▶ _Texto de estudio_
- - - - - - -

Manish Arora ha sido un visto y no visto en Paco Rabanne. La aventura del diseñador indio en la casa propiedad del grupo perfumista español Puig ha durado solo un año y dos colecciones. La maldición sobre los directores creativos continúa. Cuando no son víctimas de los estresantes calendarios que impone la presentación de las colecciones, son sus desfases con las drogas (Marc Jacobs), sus declaraciones xenófobas (John Galliano) o sus problemas psiquiátricos (a Christophe Decarnin le dieron puerta en Balmain) los que certifican su defunción. Pero a casi todos les acaban cortando la cabeza; por las buenas o por las malas.
No se puede decir que al grupo catalán le pinten mal las cosas. Empeñado en edificar un potente conglomerado de lujo, los beneficios de Puig se dispararon un 19% el pasado año. Ricci, Carolina Herrera y Jean Paul Gaultier explican su poderoso crecimiento. A Manish Arora, al que se le conocía precisamente como el 'John Galliano de India', no le han dado tiempo. O quizá no lo ha sabido aprovechar. O vayan a saber las entretelas que subyacen bajo este nuevo divorcio.
Tiene la moda una extraña manera de llenar los armarios de bonitos cadáveres sin que los olores nauseabundos terminen alcanzando a un universo en apariencia tan exquisito. Se imponen las buenas formas de puertas afuera. Paco Rabanne (la firma, no el hombre) y Arora se han desligado de «mutuo acuerdo». Sin una palabra altisonante. Tampoco se han tirado los trapos sucios. Los dueños de la empresa, que había permanecido aletargada desde 2006 tras la retirada de su fundador, parecían empezar con buen pie su nueva etapa.
Lady Gaga
Ayudó mucho el apoyo de Lady Gaga, que lució varios diseños en la entrega de los últimos premios MTV. La cosa pareció continuar con buen pie con los guiños de Arora a Brigitte Bardot y François Hardy para la colección que se verá en las calles el próximo invierno. Frente a la apuesta algo más teatral de su estreno, el creador indio rescató el espíritu más comercial de la marca que el modisto de Pasaia impulsó en 1966.
A diferencia de artistas que quedan descabezados y con un futuro de lo más incierto, Arora es un superviviente. En tiempos tan convulsos, tampoco se quedará de brazos cruzados. Se centrará en la etiqueta que lleva su nombre y que nunca abandonó tras su breve paso por Rabanne. ¿Se olería algo?

- - - - - - -

[Datos de comprensión de documentos]
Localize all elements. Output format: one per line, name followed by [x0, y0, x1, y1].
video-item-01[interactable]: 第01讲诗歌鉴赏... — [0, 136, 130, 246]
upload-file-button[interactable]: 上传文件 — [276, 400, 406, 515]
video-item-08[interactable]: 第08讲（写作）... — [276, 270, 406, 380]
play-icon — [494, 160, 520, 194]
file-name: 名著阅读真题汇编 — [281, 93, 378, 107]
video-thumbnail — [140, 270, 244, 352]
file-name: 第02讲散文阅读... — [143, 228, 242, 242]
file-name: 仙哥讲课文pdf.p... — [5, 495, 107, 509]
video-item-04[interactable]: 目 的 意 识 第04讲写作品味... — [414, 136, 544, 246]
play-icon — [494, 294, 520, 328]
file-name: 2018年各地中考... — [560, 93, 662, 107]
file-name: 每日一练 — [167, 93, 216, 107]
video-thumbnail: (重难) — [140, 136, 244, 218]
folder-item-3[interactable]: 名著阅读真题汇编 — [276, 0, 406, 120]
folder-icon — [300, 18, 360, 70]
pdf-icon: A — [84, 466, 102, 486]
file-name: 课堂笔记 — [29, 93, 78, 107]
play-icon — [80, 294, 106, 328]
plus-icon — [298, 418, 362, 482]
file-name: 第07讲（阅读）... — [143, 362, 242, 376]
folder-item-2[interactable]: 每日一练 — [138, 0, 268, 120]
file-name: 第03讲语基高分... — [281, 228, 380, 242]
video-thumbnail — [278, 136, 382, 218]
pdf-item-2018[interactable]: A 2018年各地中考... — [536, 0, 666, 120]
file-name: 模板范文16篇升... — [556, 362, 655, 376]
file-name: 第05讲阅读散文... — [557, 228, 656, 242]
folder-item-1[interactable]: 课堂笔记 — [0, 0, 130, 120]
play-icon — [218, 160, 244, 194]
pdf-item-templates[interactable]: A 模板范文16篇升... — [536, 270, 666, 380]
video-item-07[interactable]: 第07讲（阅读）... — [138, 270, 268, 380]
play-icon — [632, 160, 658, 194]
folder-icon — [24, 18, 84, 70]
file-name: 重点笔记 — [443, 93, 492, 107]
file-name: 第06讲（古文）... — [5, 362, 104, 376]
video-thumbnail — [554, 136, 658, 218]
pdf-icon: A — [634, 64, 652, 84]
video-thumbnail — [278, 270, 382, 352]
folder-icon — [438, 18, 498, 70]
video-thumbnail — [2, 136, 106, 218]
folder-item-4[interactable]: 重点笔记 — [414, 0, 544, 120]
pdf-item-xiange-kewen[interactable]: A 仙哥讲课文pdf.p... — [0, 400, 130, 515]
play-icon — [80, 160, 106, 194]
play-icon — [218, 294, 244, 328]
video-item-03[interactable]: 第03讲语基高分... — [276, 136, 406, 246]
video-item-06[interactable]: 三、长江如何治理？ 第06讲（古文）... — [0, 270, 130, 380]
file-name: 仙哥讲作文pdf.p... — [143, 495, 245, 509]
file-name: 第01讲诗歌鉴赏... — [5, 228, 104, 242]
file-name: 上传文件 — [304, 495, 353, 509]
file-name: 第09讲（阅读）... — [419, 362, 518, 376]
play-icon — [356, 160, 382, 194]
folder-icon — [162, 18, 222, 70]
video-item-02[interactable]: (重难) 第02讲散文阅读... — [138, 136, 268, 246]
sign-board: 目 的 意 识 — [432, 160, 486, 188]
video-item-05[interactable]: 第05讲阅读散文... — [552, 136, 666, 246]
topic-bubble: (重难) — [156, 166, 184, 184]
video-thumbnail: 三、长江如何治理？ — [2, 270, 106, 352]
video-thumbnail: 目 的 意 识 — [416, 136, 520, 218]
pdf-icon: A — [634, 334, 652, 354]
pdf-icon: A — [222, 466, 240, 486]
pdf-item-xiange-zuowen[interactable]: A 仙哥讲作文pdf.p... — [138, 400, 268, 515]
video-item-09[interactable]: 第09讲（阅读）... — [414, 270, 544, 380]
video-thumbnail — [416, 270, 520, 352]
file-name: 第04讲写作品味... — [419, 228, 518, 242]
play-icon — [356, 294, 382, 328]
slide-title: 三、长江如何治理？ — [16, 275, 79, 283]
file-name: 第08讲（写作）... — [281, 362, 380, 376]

- - - - - - -

▶ _Tarea práctica_
Copia literalmente el fragmento del texto sobre Manish Arora que va desde "Tiene la moda" hasta "su nueva etapa.", ambos incluidos.

▶ _Solución_
Tiene la moda una extraña manera de llenar los armarios de bonitos cadáveres sin que los olores nauseabundos terminen alcanzando a un universo en apariencia tan exquisito. Se imponen las buenas formas de puertas afuera. Paco Rabanne (la firma, no el hombre) y Arora se han desligado de «mutuo acuerdo». Sin una palabra altisonante. Tampoco se han tirado los trapos sucios. Los dueños de la empresa, que había permanecido aletargada desde 2006 tras la retirada de su fundador, parecían empezar con buen pie su nueva etapa.